DATASET:
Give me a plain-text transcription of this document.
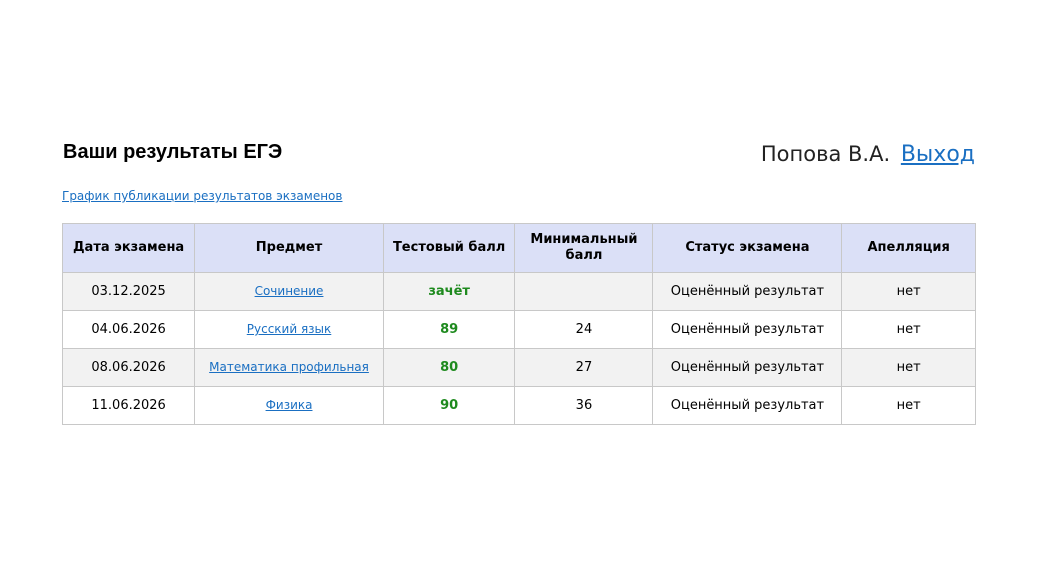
Ваши результаты ЕГЭ	Попова В.А. Выход
График публикации результатов экзаменов
Дата экзамена	Предмет	Тестовый балл	Минимальный балл	Статус экзамена	Апелляция
03.12.2025	Сочинение	зачёт		Оценённый результат	нет
04.06.2026	Русский язык	89	24	Оценённый результат	нет
08.06.2026	Математика профильная	80	27	Оценённый результат	нет
11.06.2026	Физика	90	36	Оценённый результат	нет
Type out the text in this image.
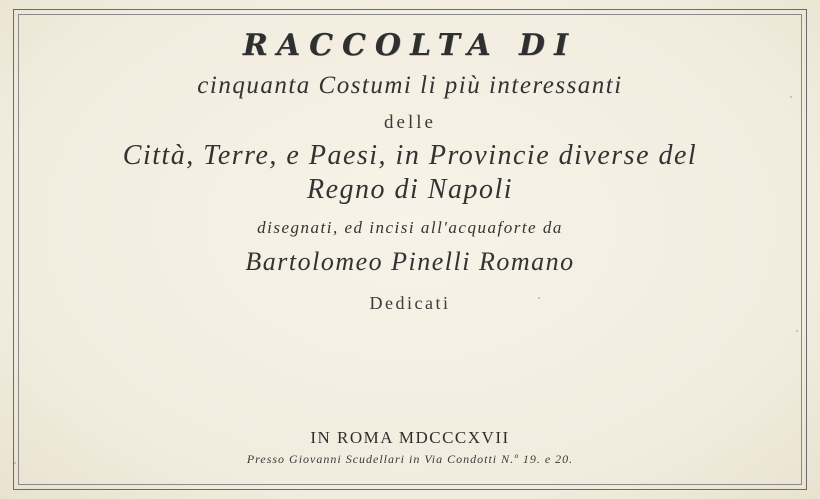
RACCOLTA DI
cinquanta Costumi li più interessanti
delle
Città, Terre, e Paesi, in Provincie diverse del
Regno di Napoli
disegnati, ed incisi all'acquaforte da
Bartolomeo Pinelli Romano
Dedicati
IN ROMA MDCCCXVII
Presso Giovanni Scudellari in Via Condotti N.º 19. e 20.
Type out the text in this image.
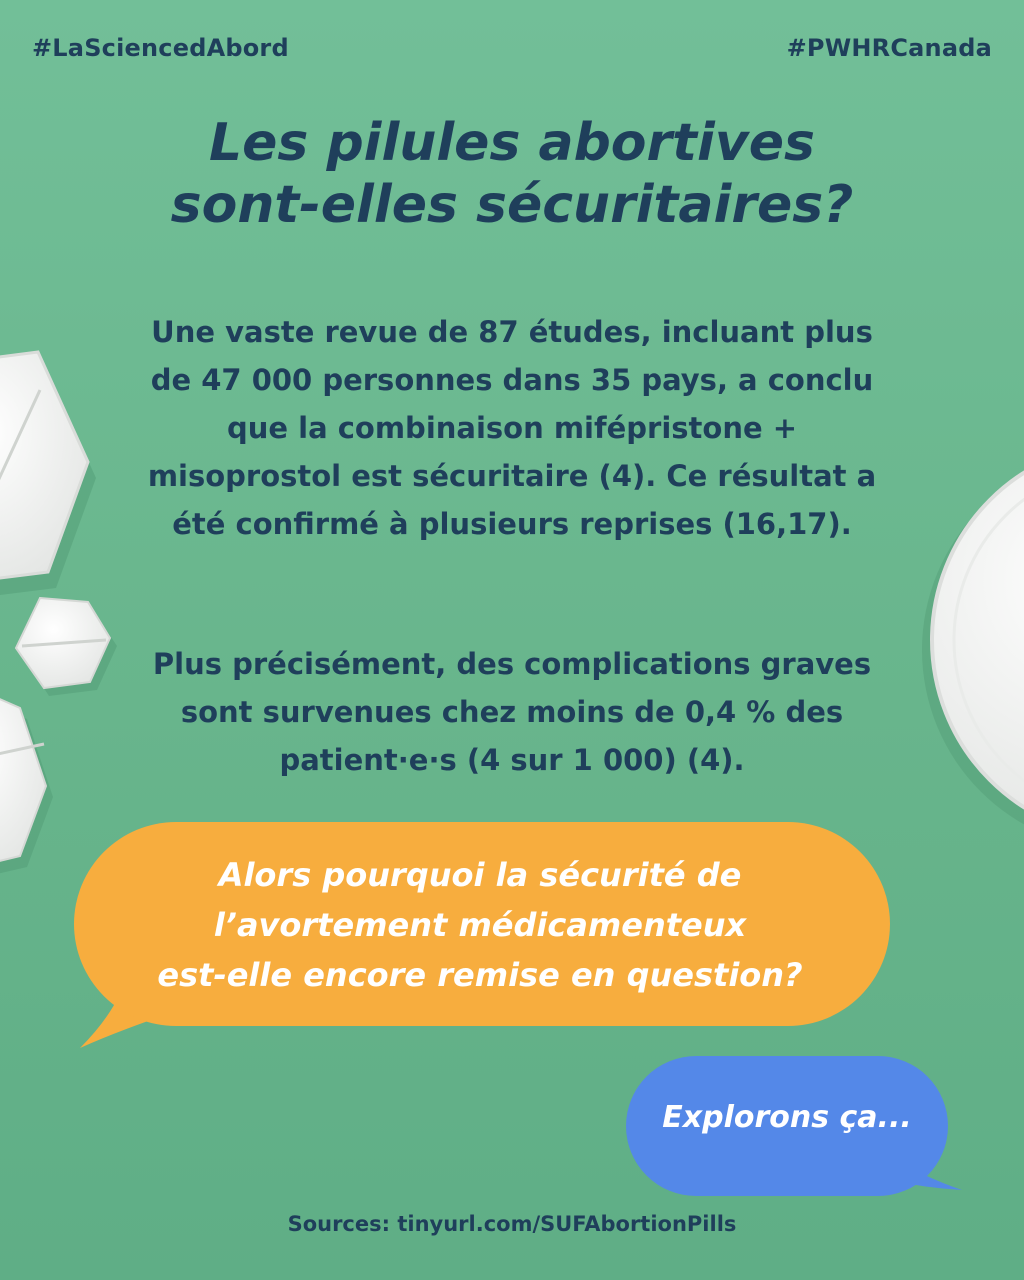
#LaSciencedAbord	#PWHRCanada
Les pilules abortives
sont-elles sécuritaires?
Une vaste revue de 87 études, incluant plus de 47 000 personnes dans 35 pays, a conclu que la combinaison mifépristone + misoprostol est sécuritaire (4). Ce résultat a été confirmé à plusieurs reprises (16,17).
Plus précisément, des complications graves sont survenues chez moins de 0,4 % des patient·e·s (4 sur 1 000) (4).
Alors pourquoi la sécurité de
l’avortement médicamenteux
est-elle encore remise en question?
Explorons ça...
Sources: tinyurl.com/SUFAbortionPills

WHAT THE EXERCISE ASKS: Pull every line containing "Оценённый" out of the records.

RESPONSE:
03.12.2025	Сочинение	зачёт		Оценённый результат	нет
04.06.2026	Русский язык	89	24	Оценённый результат	нет
08.06.2026	Математика профильная	80	27	Оценённый результат	нет
11.06.2026	Физика	90	36	Оценённый результат	нет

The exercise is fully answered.